• EXERCISE DIRECTIONS:
Retype the records below exactly as they appear, but leave out any pictures.

____________________

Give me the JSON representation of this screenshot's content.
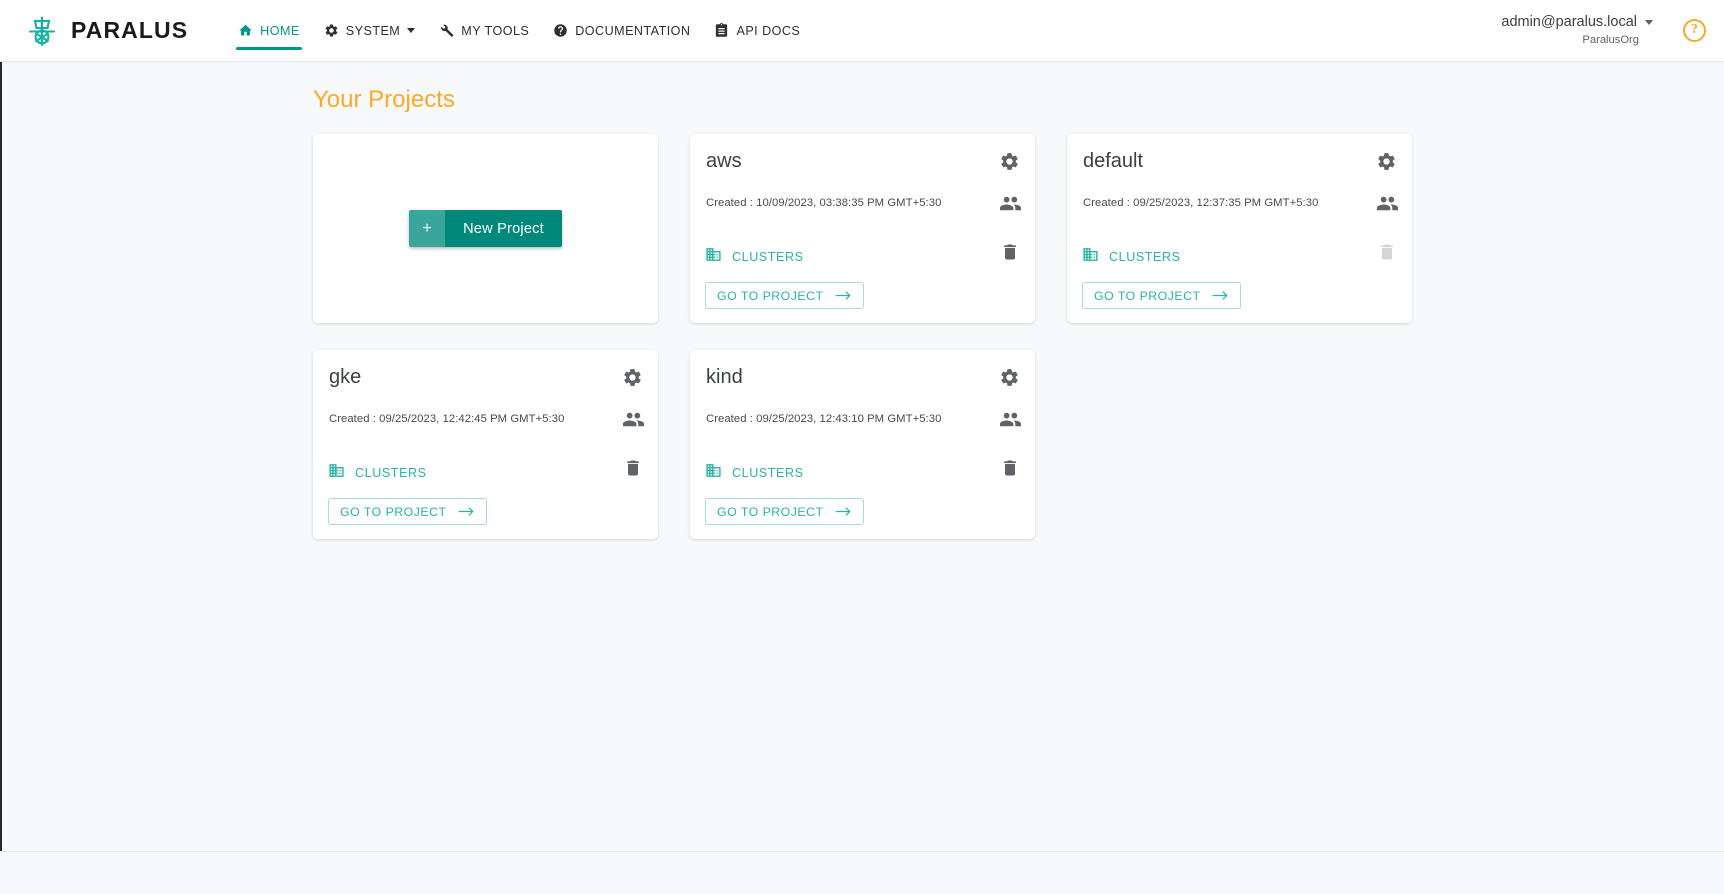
{
  "header": {
    "brand": {
      "name": "PARALUS",
      "logo_icon": "paralus-anchor-logo"
    },
    "nav": [
      {
        "label": "HOME",
        "icon": "home-icon",
        "active": true,
        "caret": false
      },
      {
        "label": "SYSTEM",
        "icon": "gear-icon",
        "active": false,
        "caret": true
      },
      {
        "label": "MY TOOLS",
        "icon": "wrench-icon",
        "active": false,
        "caret": false
      },
      {
        "label": "DOCUMENTATION",
        "icon": "help-circle-icon",
        "active": false,
        "caret": false
      },
      {
        "label": "API DOCS",
        "icon": "clipboard-icon",
        "active": false,
        "caret": false
      }
    ],
    "user": {
      "email": "admin@paralus.local",
      "org": "ParalusOrg",
      "caret_icon": "chevron-down-icon"
    },
    "help": {
      "glyph": "?",
      "icon": "help-icon",
      "color": "#f9a825"
    }
  },
  "main": {
    "page_title": "Your Projects",
    "title_color": "#ffa726",
    "new_project": {
      "plus_glyph": "+",
      "label": "New Project",
      "plus_color": "#3aa69b",
      "label_color": "#00897b"
    },
    "card_labels": {
      "clusters": "CLUSTERS",
      "goto": "GO TO PROJECT",
      "created_prefix": "Created : ",
      "arrow_glyph": "→"
    },
    "projects": [
      {
        "name": "aws",
        "created": "Created : 10/09/2023, 03:38:35 PM GMT+5:30",
        "clusters": "CLUSTERS",
        "goto": "GO TO PROJECT",
        "delete_enabled": true
      },
      {
        "name": "default",
        "created": "Created : 09/25/2023, 12:37:35 PM GMT+5:30",
        "clusters": "CLUSTERS",
        "goto": "GO TO PROJECT",
        "delete_enabled": false
      },
      {
        "name": "gke",
        "created": "Created : 09/25/2023, 12:42:45 PM GMT+5:30",
        "clusters": "CLUSTERS",
        "goto": "GO TO PROJECT",
        "delete_enabled": true
      },
      {
        "name": "kind",
        "created": "Created : 09/25/2023, 12:43:10 PM GMT+5:30",
        "clusters": "CLUSTERS",
        "goto": "GO TO PROJECT",
        "delete_enabled": true
      }
    ]
  },
  "colors": {
    "teal": "#009688",
    "teal_light": "#2bb3a3",
    "orange": "#ffa726",
    "page_bg": "#f7f9fa"
  }
}
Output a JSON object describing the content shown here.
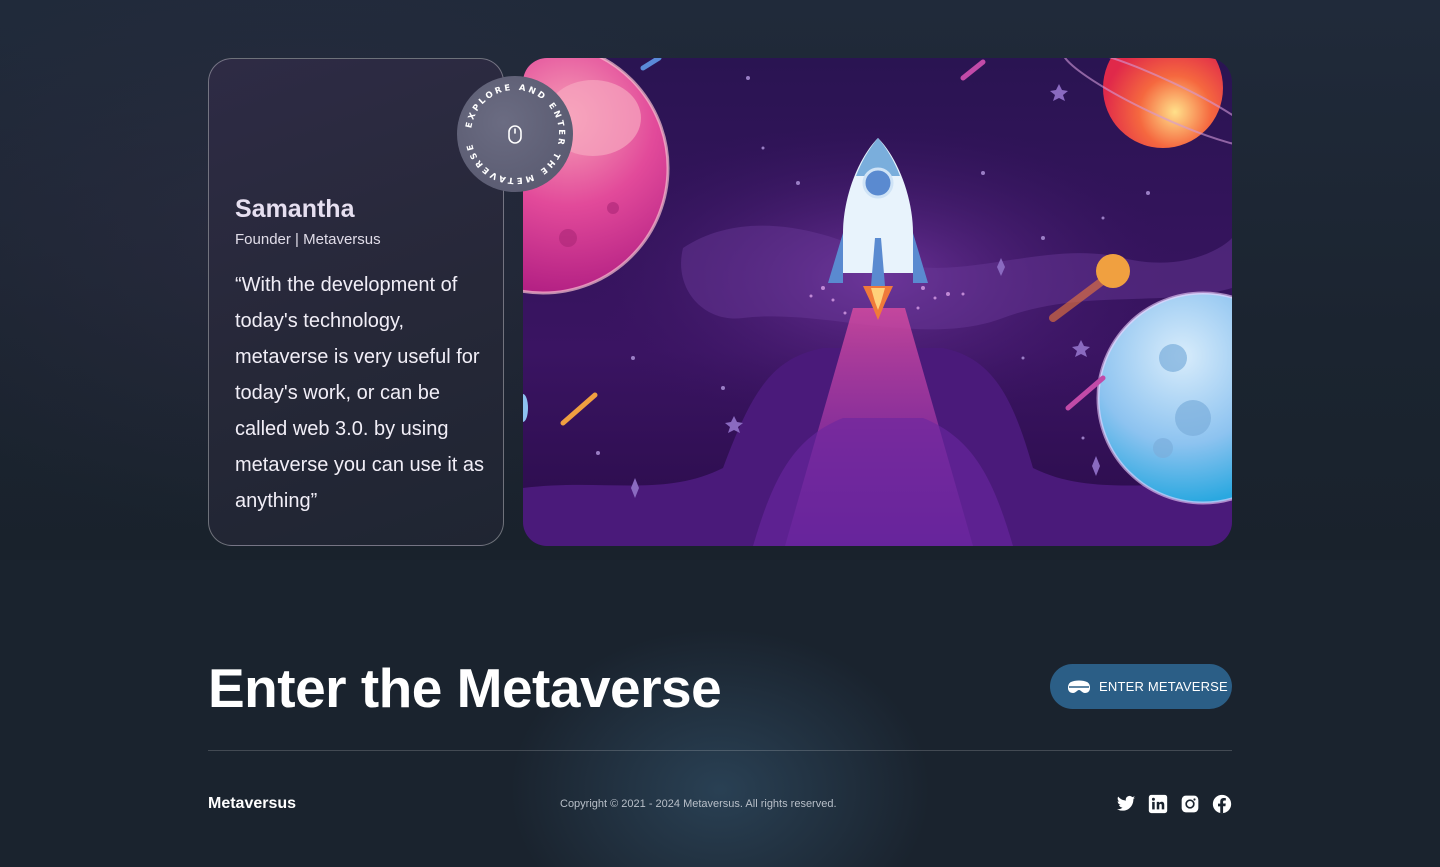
{
  "testimonial": {
    "name": "Samantha",
    "role": "Founder | Metaversus",
    "quote": "“With the development of today's technology, metaverse is very useful for today's work, or can be called web 3.0. by using metaverse you can use it as anything”"
  },
  "badge": {
    "circular_text": "EXPLORE AND ENTER THE METAVERSE",
    "icon": "mouse-icon"
  },
  "cta": {
    "title": "Enter the Metaverse",
    "button_label": "ENTER METAVERSE",
    "button_icon": "vr-headset-icon"
  },
  "footer": {
    "brand": "Metaversus",
    "copyright": "Copyright © 2021 - 2024 Metaversus. All rights reserved.",
    "socials": [
      "twitter-icon",
      "linkedin-icon",
      "instagram-icon",
      "facebook-icon"
    ]
  },
  "colors": {
    "background": "#1a232e",
    "button": "#2b5e86",
    "card_border": "#8a8a9a"
  }
}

____________________

• CORRECT OUTPUT:
Give me the JSON representation of this screenshot's content.
{
  "header": {
    "brand": {
      "name": "PARALUS",
      "logo_icon": "paralus-anchor-logo"
    },
    "nav": [
      {
        "label": "HOME",
        "icon": "home-icon",
        "active": true,
        "caret": false
      },
      {
        "label": "SYSTEM",
        "icon": "gear-icon",
        "active": false,
        "caret": true
      },
      {
        "label": "MY TOOLS",
        "icon": "wrench-icon",
        "active": false,
        "caret": false
      },
      {
        "label": "DOCUMENTATION",
        "icon": "help-circle-icon",
        "active": false,
        "caret": false
      },
      {
        "label": "API DOCS",
        "icon": "clipboard-icon",
        "active": false,
        "caret": false
      }
    ],
    "user": {
      "email": "admin@paralus.local",
      "org": "ParalusOrg",
      "caret_icon": "chevron-down-icon"
    },
    "help": {
      "glyph": "?",
      "icon": "help-icon",
      "color": "#f9a825"
    }
  },
  "main": {
    "page_title": "Your Projects",
    "title_color": "#ffa726",
    "new_project": {
      "plus_glyph": "+",
      "label": "New Project",
      "plus_color": "#3aa69b",
      "label_color": "#00897b"
    },
    "card_labels": {
      "clusters": "CLUSTERS",
      "goto": "GO TO PROJECT",
      "created_prefix": "Created : ",
      "arrow_glyph": "→"
    },
    "projects": [
      {
        "name": "aws",
        "created": "Created : 10/09/2023, 03:38:35 PM GMT+5:30",
        "clusters": "CLUSTERS",
        "goto": "GO TO PROJECT",
        "delete_enabled": true
      },
      {
        "name": "default",
        "created": "Created : 09/25/2023, 12:37:35 PM GMT+5:30",
        "clusters": "CLUSTERS",
        "goto": "GO TO PROJECT",
        "delete_enabled": false
      },
      {
        "name": "gke",
        "created": "Created : 09/25/2023, 12:42:45 PM GMT+5:30",
        "clusters": "CLUSTERS",
        "goto": "GO TO PROJECT",
        "delete_enabled": true
      },
      {
        "name": "kind",
        "created": "Created : 09/25/2023, 12:43:10 PM GMT+5:30",
        "clusters": "CLUSTERS",
        "goto": "GO TO PROJECT",
        "delete_enabled": true
      }
    ]
  },
  "colors": {
    "teal": "#009688",
    "teal_light": "#2bb3a3",
    "orange": "#ffa726",
    "page_bg": "#f7f9fa"
  }
}
Output a JSON object describing the content shown here.
{
  "testimonial": {
    "name": "Samantha",
    "role": "Founder | Metaversus",
    "quote": "“With the development of today's technology, metaverse is very useful for today's work, or can be called web 3.0. by using metaverse you can use it as anything”"
  },
  "badge": {
    "circular_text": "EXPLORE AND ENTER THE METAVERSE",
    "icon": "mouse-icon"
  },
  "cta": {
    "title": "Enter the Metaverse",
    "button_label": "ENTER METAVERSE",
    "button_icon": "vr-headset-icon"
  },
  "footer": {
    "brand": "Metaversus",
    "copyright": "Copyright © 2021 - 2024 Metaversus. All rights reserved.",
    "socials": [
      "twitter-icon",
      "linkedin-icon",
      "instagram-icon",
      "facebook-icon"
    ]
  },
  "colors": {
    "background": "#1a232e",
    "button": "#2b5e86",
    "card_border": "#8a8a9a"
  }
}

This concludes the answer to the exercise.